--- Exercise brief ---
Images appear in the records below; leave them out and repeat everything else exactly.
.....
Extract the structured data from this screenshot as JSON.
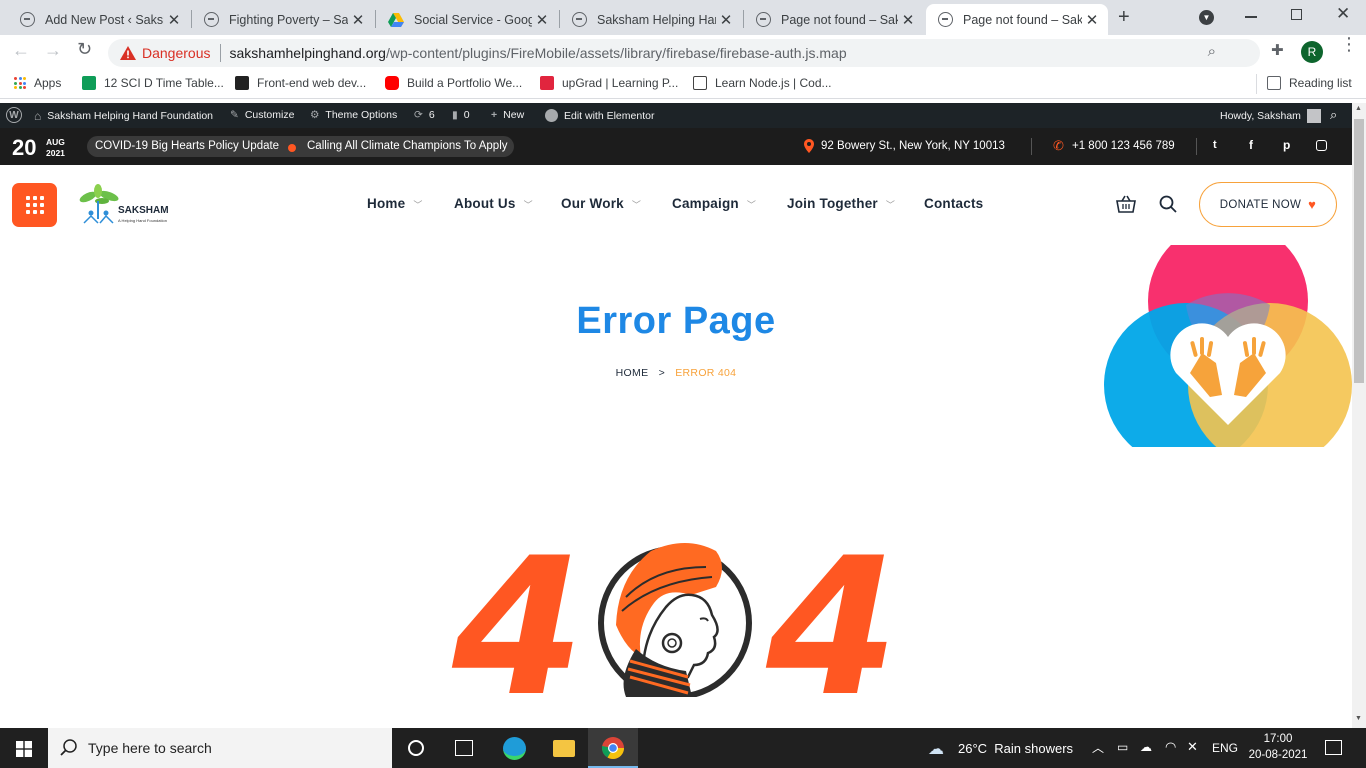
{
  "browser": {
    "tabs": [
      {
        "title": "Add New Post ‹ Saksham Helping Hand",
        "active": false
      },
      {
        "title": "Fighting Poverty – Saksham Helping",
        "active": false
      },
      {
        "title": "Social Service - Google Drive",
        "active": false
      },
      {
        "title": "Saksham Helping Hand Foundation",
        "active": false
      },
      {
        "title": "Page not found – Saksham Helping",
        "active": false
      },
      {
        "title": "Page not found – Saksham Helping",
        "active": true
      }
    ],
    "security_label": "Dangerous",
    "url_host": "sakshamhelpinghand.org",
    "url_path": "/wp-content/plugins/FireMobile/assets/library/firebase/firebase-auth.js.map",
    "profile_initial": "R",
    "bookmarks": [
      {
        "label": "Apps",
        "color": "#ea4335"
      },
      {
        "label": "12 SCI D Time Table...",
        "color": "#0f9d58"
      },
      {
        "label": "Front-end web dev...",
        "color": "#222222"
      },
      {
        "label": "Build a Portfolio We...",
        "color": "#ff0000"
      },
      {
        "label": "upGrad | Learning P...",
        "color": "#e1253e"
      },
      {
        "label": "Learn Node.js | Cod...",
        "color": "#444444"
      }
    ],
    "reading_list": "Reading list"
  },
  "adminbar": {
    "site_name": "Saksham Helping Hand Foundation",
    "customize": "Customize",
    "theme_options": "Theme Options",
    "updates": "6",
    "comments": "0",
    "new": "New",
    "elementor": "Edit with Elementor",
    "howdy": "Howdy, Saksham"
  },
  "topbar": {
    "day": "20",
    "month": "AUG",
    "year": "2021",
    "news": [
      "COVID-19 Big Hearts Policy Update",
      "Calling All Climate Champions To Apply"
    ],
    "address": "92 Bowery St., New York, NY 10013",
    "phone": "+1 800 123 456 789",
    "accent": "#ff5722"
  },
  "header": {
    "logo_name": "SAKSHAM",
    "logo_tagline": "A Helping Hand Foundation",
    "nav": [
      {
        "label": "Home",
        "dropdown": true
      },
      {
        "label": "About Us",
        "dropdown": true
      },
      {
        "label": "Our Work",
        "dropdown": true
      },
      {
        "label": "Campaign",
        "dropdown": true
      },
      {
        "label": "Join Together",
        "dropdown": true
      },
      {
        "label": "Contacts",
        "dropdown": false
      }
    ],
    "donate": "DONATE NOW"
  },
  "page": {
    "title": "Error Page",
    "breadcrumb_home": "HOME",
    "breadcrumb_sep": ">",
    "breadcrumb_current": "ERROR 404",
    "error_left": "4",
    "error_right": "4",
    "title_color": "#1e88e5",
    "highlight_color": "#f7a23b"
  },
  "taskbar": {
    "search_placeholder": "Type here to search",
    "weather": "26°C  Rain showers",
    "lang": "ENG",
    "time": "17:00",
    "date": "20-08-2021"
  }
}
.....
--- Full answer ---
Extract the structured data from this screenshot as JSON.
{
  "browser": {
    "tabs": [
      {
        "title": "Add New Post ‹ Saksham Helping Hand",
        "active": false
      },
      {
        "title": "Fighting Poverty – Saksham Helping",
        "active": false
      },
      {
        "title": "Social Service - Google Drive",
        "active": false
      },
      {
        "title": "Saksham Helping Hand Foundation",
        "active": false
      },
      {
        "title": "Page not found – Saksham Helping",
        "active": false
      },
      {
        "title": "Page not found – Saksham Helping",
        "active": true
      }
    ],
    "security_label": "Dangerous",
    "url_host": "sakshamhelpinghand.org",
    "url_path": "/wp-content/plugins/FireMobile/assets/library/firebase/firebase-auth.js.map",
    "profile_initial": "R",
    "bookmarks": [
      {
        "label": "Apps",
        "color": "#ea4335"
      },
      {
        "label": "12 SCI D Time Table...",
        "color": "#0f9d58"
      },
      {
        "label": "Front-end web dev...",
        "color": "#222222"
      },
      {
        "label": "Build a Portfolio We...",
        "color": "#ff0000"
      },
      {
        "label": "upGrad | Learning P...",
        "color": "#e1253e"
      },
      {
        "label": "Learn Node.js | Cod...",
        "color": "#444444"
      }
    ],
    "reading_list": "Reading list"
  },
  "adminbar": {
    "site_name": "Saksham Helping Hand Foundation",
    "customize": "Customize",
    "theme_options": "Theme Options",
    "updates": "6",
    "comments": "0",
    "new": "New",
    "elementor": "Edit with Elementor",
    "howdy": "Howdy, Saksham"
  },
  "topbar": {
    "day": "20",
    "month": "AUG",
    "year": "2021",
    "news": [
      "COVID-19 Big Hearts Policy Update",
      "Calling All Climate Champions To Apply"
    ],
    "address": "92 Bowery St., New York, NY 10013",
    "phone": "+1 800 123 456 789",
    "accent": "#ff5722"
  },
  "header": {
    "logo_name": "SAKSHAM",
    "logo_tagline": "A Helping Hand Foundation",
    "nav": [
      {
        "label": "Home",
        "dropdown": true
      },
      {
        "label": "About Us",
        "dropdown": true
      },
      {
        "label": "Our Work",
        "dropdown": true
      },
      {
        "label": "Campaign",
        "dropdown": true
      },
      {
        "label": "Join Together",
        "dropdown": true
      },
      {
        "label": "Contacts",
        "dropdown": false
      }
    ],
    "donate": "DONATE NOW"
  },
  "page": {
    "title": "Error Page",
    "breadcrumb_home": "HOME",
    "breadcrumb_sep": ">",
    "breadcrumb_current": "ERROR 404",
    "error_left": "4",
    "error_right": "4",
    "title_color": "#1e88e5",
    "highlight_color": "#f7a23b"
  },
  "taskbar": {
    "search_placeholder": "Type here to search",
    "weather": "26°C  Rain showers",
    "lang": "ENG",
    "time": "17:00",
    "date": "20-08-2021"
  }
}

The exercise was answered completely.